* Start *
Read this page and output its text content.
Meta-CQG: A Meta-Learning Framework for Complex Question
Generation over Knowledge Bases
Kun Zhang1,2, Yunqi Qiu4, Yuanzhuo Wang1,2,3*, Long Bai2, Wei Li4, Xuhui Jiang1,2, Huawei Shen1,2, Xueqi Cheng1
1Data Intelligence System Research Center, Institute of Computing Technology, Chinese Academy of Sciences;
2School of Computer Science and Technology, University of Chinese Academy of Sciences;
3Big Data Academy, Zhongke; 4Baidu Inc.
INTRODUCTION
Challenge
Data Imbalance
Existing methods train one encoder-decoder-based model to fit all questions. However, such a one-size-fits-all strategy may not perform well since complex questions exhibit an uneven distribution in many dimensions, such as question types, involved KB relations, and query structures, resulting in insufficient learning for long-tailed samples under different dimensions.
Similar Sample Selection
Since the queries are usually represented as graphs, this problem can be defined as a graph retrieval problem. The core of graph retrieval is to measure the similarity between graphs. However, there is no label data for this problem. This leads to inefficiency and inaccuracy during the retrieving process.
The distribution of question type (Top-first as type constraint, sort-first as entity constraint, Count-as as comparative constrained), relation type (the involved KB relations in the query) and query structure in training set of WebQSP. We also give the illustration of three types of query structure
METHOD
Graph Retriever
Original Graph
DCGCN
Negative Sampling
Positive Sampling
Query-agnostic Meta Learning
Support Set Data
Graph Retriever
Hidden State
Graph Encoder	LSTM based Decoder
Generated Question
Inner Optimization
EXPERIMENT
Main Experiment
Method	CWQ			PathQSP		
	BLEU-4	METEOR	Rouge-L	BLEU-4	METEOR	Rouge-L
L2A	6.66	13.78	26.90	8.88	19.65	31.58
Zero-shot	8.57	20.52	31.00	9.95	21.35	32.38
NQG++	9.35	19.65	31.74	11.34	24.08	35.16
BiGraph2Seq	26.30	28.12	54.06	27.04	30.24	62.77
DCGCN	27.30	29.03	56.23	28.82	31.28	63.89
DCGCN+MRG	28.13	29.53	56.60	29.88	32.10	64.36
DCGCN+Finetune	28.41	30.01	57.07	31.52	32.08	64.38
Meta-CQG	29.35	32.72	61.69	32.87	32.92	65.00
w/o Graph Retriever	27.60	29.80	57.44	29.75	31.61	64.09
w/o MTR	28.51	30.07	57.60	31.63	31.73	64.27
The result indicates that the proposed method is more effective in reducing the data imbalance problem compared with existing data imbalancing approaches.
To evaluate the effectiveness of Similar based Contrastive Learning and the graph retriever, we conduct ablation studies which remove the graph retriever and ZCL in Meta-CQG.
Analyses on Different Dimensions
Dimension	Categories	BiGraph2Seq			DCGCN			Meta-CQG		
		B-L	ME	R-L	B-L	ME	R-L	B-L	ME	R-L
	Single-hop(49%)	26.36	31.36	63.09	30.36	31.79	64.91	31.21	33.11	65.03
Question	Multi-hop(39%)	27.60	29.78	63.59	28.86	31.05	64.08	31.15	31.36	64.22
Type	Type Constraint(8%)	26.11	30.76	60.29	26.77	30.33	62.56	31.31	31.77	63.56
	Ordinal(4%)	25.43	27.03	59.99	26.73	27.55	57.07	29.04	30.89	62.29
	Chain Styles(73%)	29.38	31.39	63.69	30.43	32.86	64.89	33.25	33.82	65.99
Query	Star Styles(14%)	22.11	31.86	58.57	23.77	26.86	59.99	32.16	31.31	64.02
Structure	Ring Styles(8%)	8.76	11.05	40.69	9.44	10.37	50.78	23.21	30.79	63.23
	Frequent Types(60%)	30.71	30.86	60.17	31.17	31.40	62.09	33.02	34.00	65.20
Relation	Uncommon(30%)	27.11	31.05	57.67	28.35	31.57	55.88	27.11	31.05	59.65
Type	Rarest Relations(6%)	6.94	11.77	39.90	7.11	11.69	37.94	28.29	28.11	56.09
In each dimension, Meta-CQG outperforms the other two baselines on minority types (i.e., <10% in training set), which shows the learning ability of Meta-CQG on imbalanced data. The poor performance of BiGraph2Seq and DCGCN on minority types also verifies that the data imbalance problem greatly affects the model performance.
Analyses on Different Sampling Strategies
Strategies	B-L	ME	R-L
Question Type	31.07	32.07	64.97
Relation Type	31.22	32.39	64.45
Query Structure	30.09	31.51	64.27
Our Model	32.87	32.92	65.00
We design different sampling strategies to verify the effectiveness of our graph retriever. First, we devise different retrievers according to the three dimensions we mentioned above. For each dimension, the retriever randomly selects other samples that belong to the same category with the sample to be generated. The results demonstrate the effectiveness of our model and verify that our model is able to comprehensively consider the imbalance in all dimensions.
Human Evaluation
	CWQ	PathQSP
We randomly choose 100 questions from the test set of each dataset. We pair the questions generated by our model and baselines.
* End *
• [What you are asked to do]
Could you transcribe the records in full, exactly?

• [Answer to this task]
Read this page and output its text content.
Meta-CQG: A Meta-Learning Framework for Complex Question
Generation over Knowledge Bases
Kun Zhang1,2, Yunqi Qiu4, Yuanzhuo Wang1,2,3*, Long Bai2, Wei Li4, Xuhui Jiang1,2, Huawei Shen1,2, Xueqi Cheng1
1Data Intelligence System Research Center, Institute of Computing Technology, Chinese Academy of Sciences;
2School of Computer Science and Technology, University of Chinese Academy of Sciences;
3Big Data Academy, Zhongke; 4Baidu Inc.
INTRODUCTION
Challenge
Data Imbalance
Existing methods train one encoder-decoder-based model to fit all questions. However, such a one-size-fits-all strategy may not perform well since complex questions exhibit an uneven distribution in many dimensions, such as question types, involved KB relations, and query structures, resulting in insufficient learning for long-tailed samples under different dimensions.
Similar Sample Selection
Since the queries are usually represented as graphs, this problem can be defined as a graph retrieval problem. The core of graph retrieval is to measure the similarity between graphs. However, there is no label data for this problem. This leads to inefficiency and inaccuracy during the retrieving process.
The distribution of question type (Top-first as type constraint, sort-first as entity constraint, Count-as as comparative constrained), relation type (the involved KB relations in the query) and query structure in training set of WebQSP. We also give the illustration of three types of query structure
METHOD
Graph Retriever
Original Graph
DCGCN
Negative Sampling
Positive Sampling
Query-agnostic Meta Learning
Support Set Data
Graph Retriever
Hidden State
Graph Encoder	LSTM based Decoder
Generated Question
Inner Optimization
EXPERIMENT
Main Experiment
Method	CWQ			PathQSP		
	BLEU-4	METEOR	Rouge-L	BLEU-4	METEOR	Rouge-L
L2A	6.66	13.78	26.90	8.88	19.65	31.58
Zero-shot	8.57	20.52	31.00	9.95	21.35	32.38
NQG++	9.35	19.65	31.74	11.34	24.08	35.16
BiGraph2Seq	26.30	28.12	54.06	27.04	30.24	62.77
DCGCN	27.30	29.03	56.23	28.82	31.28	63.89
DCGCN+MRG	28.13	29.53	56.60	29.88	32.10	64.36
DCGCN+Finetune	28.41	30.01	57.07	31.52	32.08	64.38
Meta-CQG	29.35	32.72	61.69	32.87	32.92	65.00
w/o Graph Retriever	27.60	29.80	57.44	29.75	31.61	64.09
w/o MTR	28.51	30.07	57.60	31.63	31.73	64.27
The result indicates that the proposed method is more effective in reducing the data imbalance problem compared with existing data imbalancing approaches.
To evaluate the effectiveness of Similar based Contrastive Learning and the graph retriever, we conduct ablation studies which remove the graph retriever and ZCL in Meta-CQG.
Analyses on Different Dimensions
Dimension	Categories	BiGraph2Seq			DCGCN			Meta-CQG		
		B-L	ME	R-L	B-L	ME	R-L	B-L	ME	R-L
	Single-hop(49%)	26.36	31.36	63.09	30.36	31.79	64.91	31.21	33.11	65.03
Question	Multi-hop(39%)	27.60	29.78	63.59	28.86	31.05	64.08	31.15	31.36	64.22
Type	Type Constraint(8%)	26.11	30.76	60.29	26.77	30.33	62.56	31.31	31.77	63.56
	Ordinal(4%)	25.43	27.03	59.99	26.73	27.55	57.07	29.04	30.89	62.29
	Chain Styles(73%)	29.38	31.39	63.69	30.43	32.86	64.89	33.25	33.82	65.99
Query	Star Styles(14%)	22.11	31.86	58.57	23.77	26.86	59.99	32.16	31.31	64.02
Structure	Ring Styles(8%)	8.76	11.05	40.69	9.44	10.37	50.78	23.21	30.79	63.23
	Frequent Types(60%)	30.71	30.86	60.17	31.17	31.40	62.09	33.02	34.00	65.20
Relation	Uncommon(30%)	27.11	31.05	57.67	28.35	31.57	55.88	27.11	31.05	59.65
Type	Rarest Relations(6%)	6.94	11.77	39.90	7.11	11.69	37.94	28.29	28.11	56.09
In each dimension, Meta-CQG outperforms the other two baselines on minority types (i.e., <10% in training set), which shows the learning ability of Meta-CQG on imbalanced data. The poor performance of BiGraph2Seq and DCGCN on minority types also verifies that the data imbalance problem greatly affects the model performance.
Analyses on Different Sampling Strategies
Strategies	B-L	ME	R-L
Question Type	31.07	32.07	64.97
Relation Type	31.22	32.39	64.45
Query Structure	30.09	31.51	64.27
Our Model	32.87	32.92	65.00
We design different sampling strategies to verify the effectiveness of our graph retriever. First, we devise different retrievers according to the three dimensions we mentioned above. For each dimension, the retriever randomly selects other samples that belong to the same category with the sample to be generated. The results demonstrate the effectiveness of our model and verify that our model is able to comprehensively consider the imbalance in all dimensions.
Human Evaluation
	CWQ	PathQSP
We randomly choose 100 questions from the test set of each dataset. We pair the questions generated by our model and baselines.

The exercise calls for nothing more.